(Collected data)

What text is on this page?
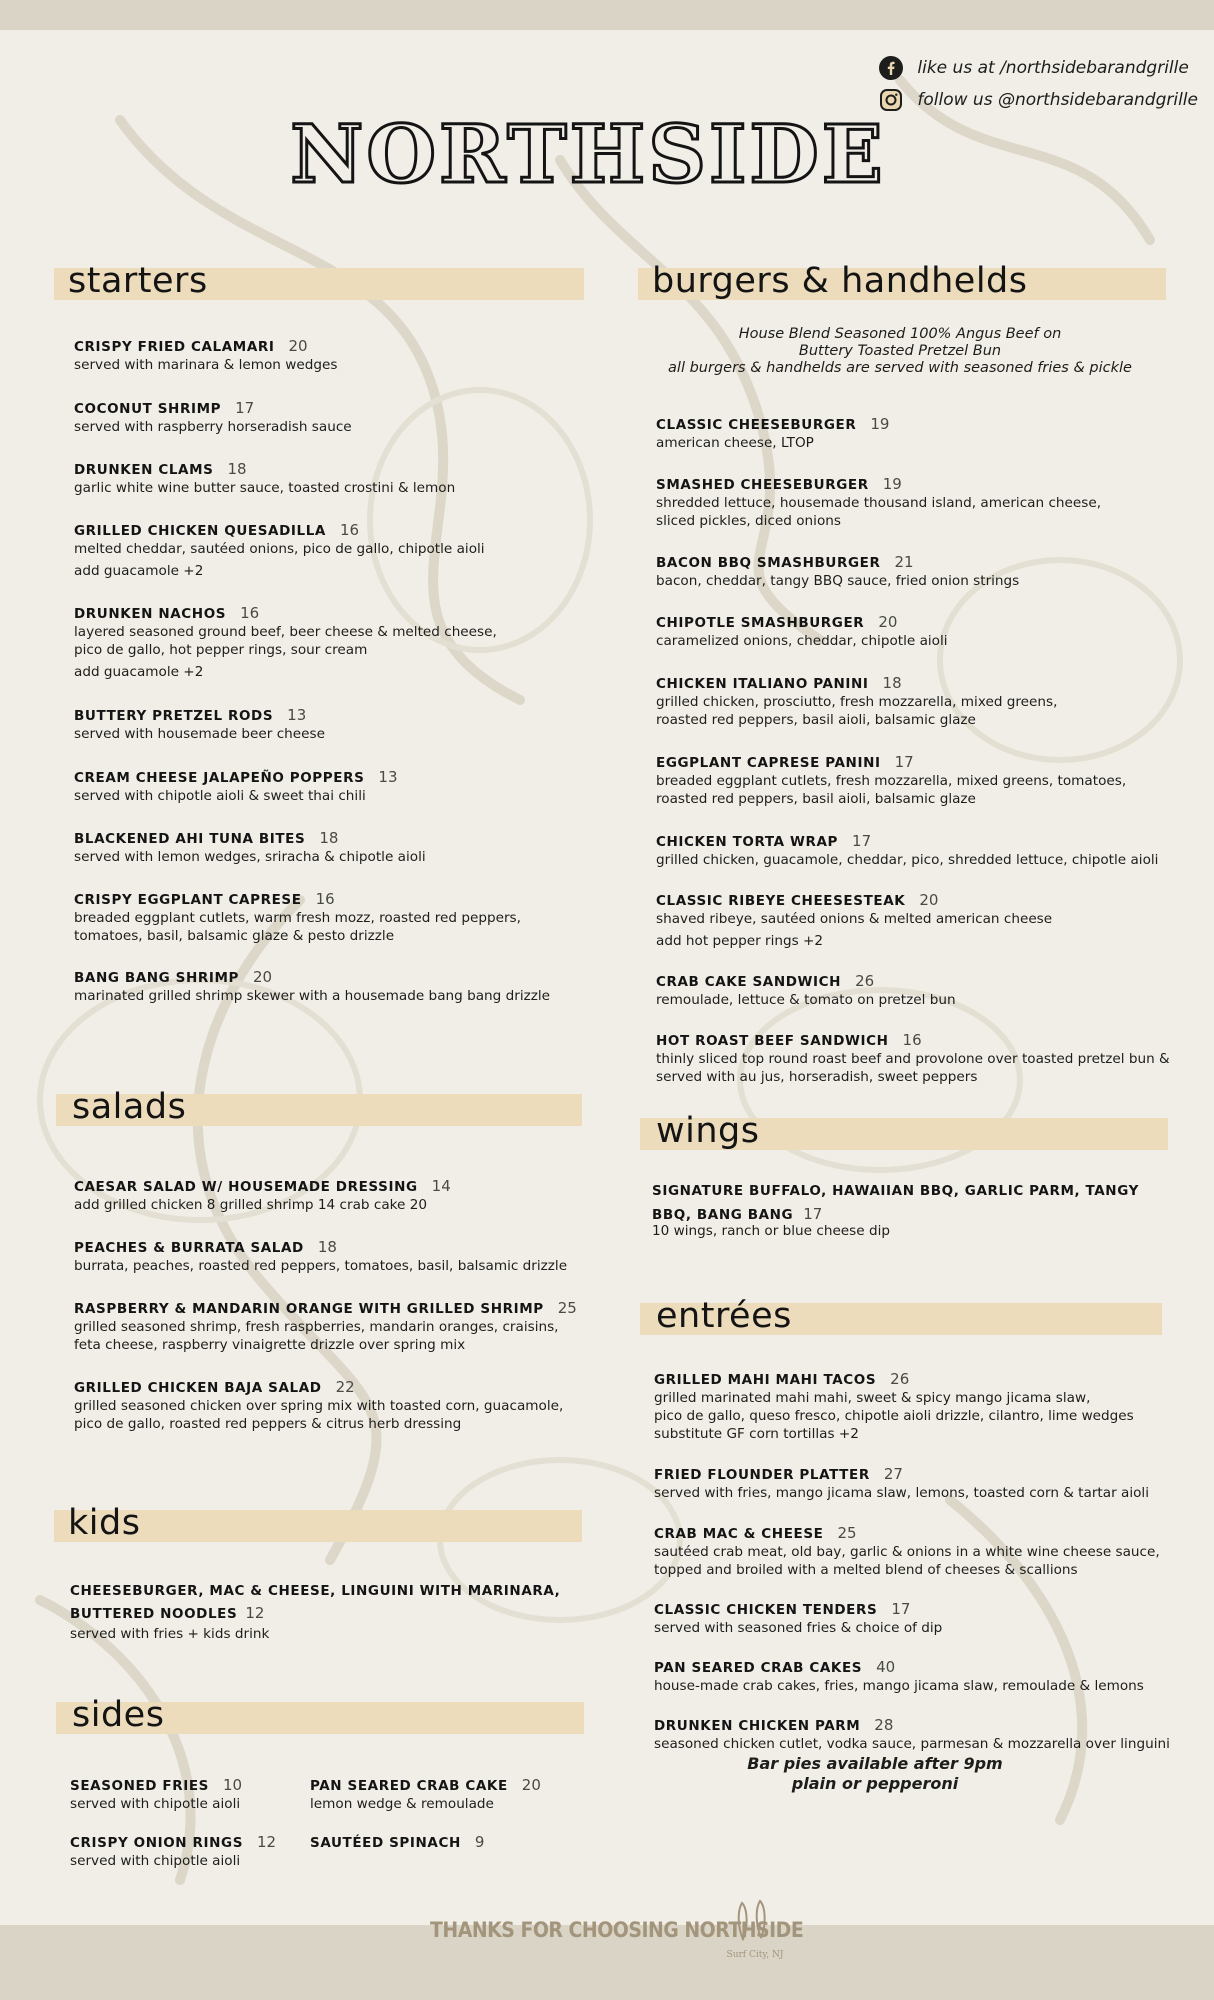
like us at /northsidebarandgrille
follow us @northsidebarandgrille
NORTHSIDE
starters
CRISPY FRIED CALAMARI 20
served with marinara & lemon wedges
COCONUT SHRIMP 17
served with raspberry horseradish sauce
DRUNKEN CLAMS 18
garlic white wine butter sauce, toasted crostini & lemon
GRILLED CHICKEN QUESADILLA 16
melted cheddar, sautéed onions, pico de gallo, chipotle aioli
add guacamole +2
DRUNKEN NACHOS 16
layered seasoned ground beef, beer cheese & melted cheese,
pico de gallo, hot pepper rings, sour cream
add guacamole +2
BUTTERY PRETZEL RODS 13
served with housemade beer cheese
CREAM CHEESE JALAPEÑO POPPERS 13
served with chipotle aioli & sweet thai chili
BLACKENED AHI TUNA BITES 18
served with lemon wedges, sriracha & chipotle aioli
CRISPY EGGPLANT CAPRESE 16
breaded eggplant cutlets, warm fresh mozz, roasted red peppers,
tomatoes, basil, balsamic glaze & pesto drizzle
BANG BANG SHRIMP 20
marinated grilled shrimp skewer with a housemade bang bang drizzle
salads
CAESAR SALAD W/ HOUSEMADE DRESSING 14
add grilled chicken 8 grilled shrimp 14 crab cake 20
PEACHES & BURRATA SALAD 18
burrata, peaches, roasted red peppers, tomatoes, basil, balsamic drizzle
RASPBERRY & MANDARIN ORANGE WITH GRILLED SHRIMP 25
grilled seasoned shrimp, fresh raspberries, mandarin oranges, craisins,
feta cheese, raspberry vinaigrette drizzle over spring mix
GRILLED CHICKEN BAJA SALAD 22
grilled seasoned chicken over spring mix with toasted corn, guacamole,
pico de gallo, roasted red peppers & citrus herb dressing
kids
CHEESEBURGER, MAC & CHEESE, LINGUINI WITH MARINARA,
BUTTERED NOODLES 12
served with fries + kids drink
sides
SEASONED FRIES 10
served with chipotle aioli
PAN SEARED CRAB CAKE 20
lemon wedge & remoulade
CRISPY ONION RINGS 12
served with chipotle aioli
SAUTÉED SPINACH 9
burgers & handhelds
House Blend Seasoned 100% Angus Beef on
Buttery Toasted Pretzel Bun
all burgers & handhelds are served with seasoned fries & pickle
CLASSIC CHEESEBURGER 19
american cheese, LTOP
SMASHED CHEESEBURGER 19
shredded lettuce, housemade thousand island, american cheese,
sliced pickles, diced onions
BACON BBQ SMASHBURGER 21
bacon, cheddar, tangy BBQ sauce, fried onion strings
CHIPOTLE SMASHBURGER 20
caramelized onions, cheddar, chipotle aioli
CHICKEN ITALIANO PANINI 18
grilled chicken, prosciutto, fresh mozzarella, mixed greens,
roasted red peppers, basil aioli, balsamic glaze
EGGPLANT CAPRESE PANINI 17
breaded eggplant cutlets, fresh mozzarella, mixed greens, tomatoes,
roasted red peppers, basil aioli, balsamic glaze
CHICKEN TORTA WRAP 17
grilled chicken, guacamole, cheddar, pico, shredded lettuce, chipotle aioli
CLASSIC RIBEYE CHEESESTEAK 20
shaved ribeye, sautéed onions & melted american cheese
add hot pepper rings +2
CRAB CAKE SANDWICH 26
remoulade, lettuce & tomato on pretzel bun
HOT ROAST BEEF SANDWICH 16
thinly sliced top round roast beef and provolone over toasted pretzel bun &
served with au jus, horseradish, sweet peppers
wings
SIGNATURE BUFFALO, HAWAIIAN BBQ, GARLIC PARM, TANGY
BBQ, BANG BANG 17
10 wings, ranch or blue cheese dip
entrées
GRILLED MAHI MAHI TACOS 26
grilled marinated mahi mahi, sweet & spicy mango jicama slaw,
pico de gallo, queso fresco, chipotle aioli drizzle, cilantro, lime wedges
substitute GF corn tortillas +2
FRIED FLOUNDER PLATTER 27
served with fries, mango jicama slaw, lemons, toasted corn & tartar aioli
CRAB MAC & CHEESE 25
sautéed crab meat, old bay, garlic & onions in a white wine cheese sauce,
topped and broiled with a melted blend of cheeses & scallions
CLASSIC CHICKEN TENDERS 17
served with seasoned fries & choice of dip
PAN SEARED CRAB CAKES 40
house-made crab cakes, fries, mango jicama slaw, remoulade & lemons
DRUNKEN CHICKEN PARM 28
seasoned chicken cutlet, vodka sauce, parmesan & mozzarella over linguini
Bar pies available after 9pm
plain or pepperoni
THANKS FOR CHOOSING NORTHSIDE
Surf City, NJ
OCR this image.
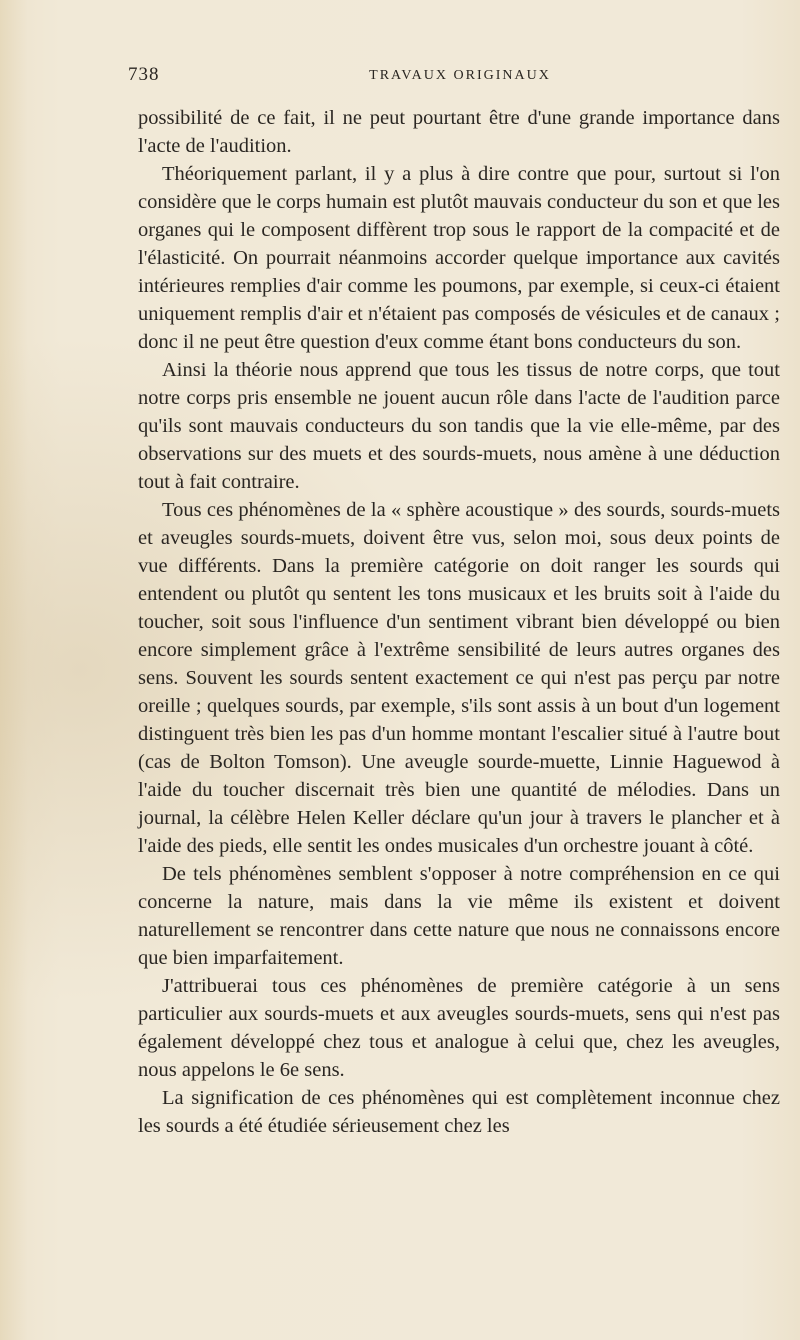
738	TRAVAUX ORIGINAUX

possibilité de ce fait, il ne peut pourtant être d'une grande importance dans l'acte de l'audition.

Théoriquement parlant, il y a plus à dire contre que pour, surtout si l'on considère que le corps humain est plutôt mauvais conducteur du son et que les organes qui le composent diffèrent trop sous le rapport de la compacité et de l'élasticité. On pourrait néanmoins accorder quelque importance aux cavités intérieures remplies d'air comme les poumons, par exemple, si ceux-ci étaient uniquement remplis d'air et n'étaient pas composés de vésicules et de canaux ; donc il ne peut être question d'eux comme étant bons conducteurs du son.

Ainsi la théorie nous apprend que tous les tissus de notre corps, que tout notre corps pris ensemble ne jouent aucun rôle dans l'acte de l'audition parce qu'ils sont mauvais conducteurs du son tandis que la vie elle-même, par des observations sur des muets et des sourds-muets, nous amène à une déduction tout à fait contraire.

Tous ces phénomènes de la « sphère acoustique » des sourds, sourds-muets et aveugles sourds-muets, doivent être vus, selon moi, sous deux points de vue différents. Dans la première catégorie on doit ranger les sourds qui entendent ou plutôt qu sentent les tons musicaux et les bruits soit à l'aide du toucher, soit sous l'influence d'un sentiment vibrant bien développé ou bien encore simplement grâce à l'extrême sensibilité de leurs autres organes des sens. Souvent les sourds sentent exactement ce qui n'est pas perçu par notre oreille ; quelques sourds, par exemple, s'ils sont assis à un bout d'un logement distinguent très bien les pas d'un homme montant l'escalier situé à l'autre bout (cas de Bolton Tomson). Une aveugle sourde-muette, Linnie Haguewod à l'aide du toucher discernait très bien une quantité de mélodies. Dans un journal, la célèbre Helen Keller déclare qu'un jour à travers le plancher et à l'aide des pieds, elle sentit les ondes musicales d'un orchestre jouant à côté.

De tels phénomènes semblent s'opposer à notre compréhension en ce qui concerne la nature, mais dans la vie même ils existent et doivent naturellement se rencontrer dans cette nature que nous ne connaissons encore que bien imparfaitement.

J'attribuerai tous ces phénomènes de première catégorie à un sens particulier aux sourds-muets et aux aveugles sourds-muets, sens qui n'est pas également développé chez tous et analogue à celui que, chez les aveugles, nous appelons le 6e sens.

La signification de ces phénomènes qui est complètement inconnue chez les sourds a été étudiée sérieusement chez les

### DESCRIPTION OF THE TASK
Reproduce the data above in full, exactly as it is, with the pictures left out.

### RESPONSE TO THE TASK
What text is on this page?
like us at /northsidebarandgrille
follow us @northsidebarandgrille
NORTHSIDE
starters
CRISPY FRIED CALAMARI 20
served with marinara & lemon wedges
COCONUT SHRIMP 17
served with raspberry horseradish sauce
DRUNKEN CLAMS 18
garlic white wine butter sauce, toasted crostini & lemon
GRILLED CHICKEN QUESADILLA 16
melted cheddar, sautéed onions, pico de gallo, chipotle aioli
add guacamole +2
DRUNKEN NACHOS 16
layered seasoned ground beef, beer cheese & melted cheese,
pico de gallo, hot pepper rings, sour cream
add guacamole +2
BUTTERY PRETZEL RODS 13
served with housemade beer cheese
CREAM CHEESE JALAPEÑO POPPERS 13
served with chipotle aioli & sweet thai chili
BLACKENED AHI TUNA BITES 18
served with lemon wedges, sriracha & chipotle aioli
CRISPY EGGPLANT CAPRESE 16
breaded eggplant cutlets, warm fresh mozz, roasted red peppers,
tomatoes, basil, balsamic glaze & pesto drizzle
BANG BANG SHRIMP 20
marinated grilled shrimp skewer with a housemade bang bang drizzle
salads
CAESAR SALAD W/ HOUSEMADE DRESSING 14
add grilled chicken 8 grilled shrimp 14 crab cake 20
PEACHES & BURRATA SALAD 18
burrata, peaches, roasted red peppers, tomatoes, basil, balsamic drizzle
RASPBERRY & MANDARIN ORANGE WITH GRILLED SHRIMP 25
grilled seasoned shrimp, fresh raspberries, mandarin oranges, craisins,
feta cheese, raspberry vinaigrette drizzle over spring mix
GRILLED CHICKEN BAJA SALAD 22
grilled seasoned chicken over spring mix with toasted corn, guacamole,
pico de gallo, roasted red peppers & citrus herb dressing
kids
CHEESEBURGER, MAC & CHEESE, LINGUINI WITH MARINARA,
BUTTERED NOODLES 12
served with fries + kids drink
sides
SEASONED FRIES 10
served with chipotle aioli
PAN SEARED CRAB CAKE 20
lemon wedge & remoulade
CRISPY ONION RINGS 12
served with chipotle aioli
SAUTÉED SPINACH 9
burgers & handhelds
House Blend Seasoned 100% Angus Beef on
Buttery Toasted Pretzel Bun
all burgers & handhelds are served with seasoned fries & pickle
CLASSIC CHEESEBURGER 19
american cheese, LTOP
SMASHED CHEESEBURGER 19
shredded lettuce, housemade thousand island, american cheese,
sliced pickles, diced onions
BACON BBQ SMASHBURGER 21
bacon, cheddar, tangy BBQ sauce, fried onion strings
CHIPOTLE SMASHBURGER 20
caramelized onions, cheddar, chipotle aioli
CHICKEN ITALIANO PANINI 18
grilled chicken, prosciutto, fresh mozzarella, mixed greens,
roasted red peppers, basil aioli, balsamic glaze
EGGPLANT CAPRESE PANINI 17
breaded eggplant cutlets, fresh mozzarella, mixed greens, tomatoes,
roasted red peppers, basil aioli, balsamic glaze
CHICKEN TORTA WRAP 17
grilled chicken, guacamole, cheddar, pico, shredded lettuce, chipotle aioli
CLASSIC RIBEYE CHEESESTEAK 20
shaved ribeye, sautéed onions & melted american cheese
add hot pepper rings +2
CRAB CAKE SANDWICH 26
remoulade, lettuce & tomato on pretzel bun
HOT ROAST BEEF SANDWICH 16
thinly sliced top round roast beef and provolone over toasted pretzel bun &
served with au jus, horseradish, sweet peppers
wings
SIGNATURE BUFFALO, HAWAIIAN BBQ, GARLIC PARM, TANGY
BBQ, BANG BANG 17
10 wings, ranch or blue cheese dip
entrées
GRILLED MAHI MAHI TACOS 26
grilled marinated mahi mahi, sweet & spicy mango jicama slaw,
pico de gallo, queso fresco, chipotle aioli drizzle, cilantro, lime wedges
substitute GF corn tortillas +2
FRIED FLOUNDER PLATTER 27
served with fries, mango jicama slaw, lemons, toasted corn & tartar aioli
CRAB MAC & CHEESE 25
sautéed crab meat, old bay, garlic & onions in a white wine cheese sauce,
topped and broiled with a melted blend of cheeses & scallions
CLASSIC CHICKEN TENDERS 17
served with seasoned fries & choice of dip
PAN SEARED CRAB CAKES 40
house-made crab cakes, fries, mango jicama slaw, remoulade & lemons
DRUNKEN CHICKEN PARM 28
seasoned chicken cutlet, vodka sauce, parmesan & mozzarella over linguini
Bar pies available after 9pm
plain or pepperoni
THANKS FOR CHOOSING NORTHSIDE
Surf City, NJ
OCR this image.
738	TRAVAUX ORIGINAUX

possibilité de ce fait, il ne peut pourtant être d'une grande importance dans l'acte de l'audition.

Théoriquement parlant, il y a plus à dire contre que pour, surtout si l'on considère que le corps humain est plutôt mauvais conducteur du son et que les organes qui le composent diffèrent trop sous le rapport de la compacité et de l'élasticité. On pourrait néanmoins accorder quelque importance aux cavités intérieures remplies d'air comme les poumons, par exemple, si ceux-ci étaient uniquement remplis d'air et n'étaient pas composés de vésicules et de canaux ; donc il ne peut être question d'eux comme étant bons conducteurs du son.

Ainsi la théorie nous apprend que tous les tissus de notre corps, que tout notre corps pris ensemble ne jouent aucun rôle dans l'acte de l'audition parce qu'ils sont mauvais conducteurs du son tandis que la vie elle-même, par des observations sur des muets et des sourds-muets, nous amène à une déduction tout à fait contraire.

Tous ces phénomènes de la « sphère acoustique » des sourds, sourds-muets et aveugles sourds-muets, doivent être vus, selon moi, sous deux points de vue différents. Dans la première catégorie on doit ranger les sourds qui entendent ou plutôt qu sentent les tons musicaux et les bruits soit à l'aide du toucher, soit sous l'influence d'un sentiment vibrant bien développé ou bien encore simplement grâce à l'extrême sensibilité de leurs autres organes des sens. Souvent les sourds sentent exactement ce qui n'est pas perçu par notre oreille ; quelques sourds, par exemple, s'ils sont assis à un bout d'un logement distinguent très bien les pas d'un homme montant l'escalier situé à l'autre bout (cas de Bolton Tomson). Une aveugle sourde-muette, Linnie Haguewod à l'aide du toucher discernait très bien une quantité de mélodies. Dans un journal, la célèbre Helen Keller déclare qu'un jour à travers le plancher et à l'aide des pieds, elle sentit les ondes musicales d'un orchestre jouant à côté.

De tels phénomènes semblent s'opposer à notre compréhension en ce qui concerne la nature, mais dans la vie même ils existent et doivent naturellement se rencontrer dans cette nature que nous ne connaissons encore que bien imparfaitement.

J'attribuerai tous ces phénomènes de première catégorie à un sens particulier aux sourds-muets et aux aveugles sourds-muets, sens qui n'est pas également développé chez tous et analogue à celui que, chez les aveugles, nous appelons le 6e sens.

La signification de ces phénomènes qui est complètement inconnue chez les sourds a été étudiée sérieusement chez les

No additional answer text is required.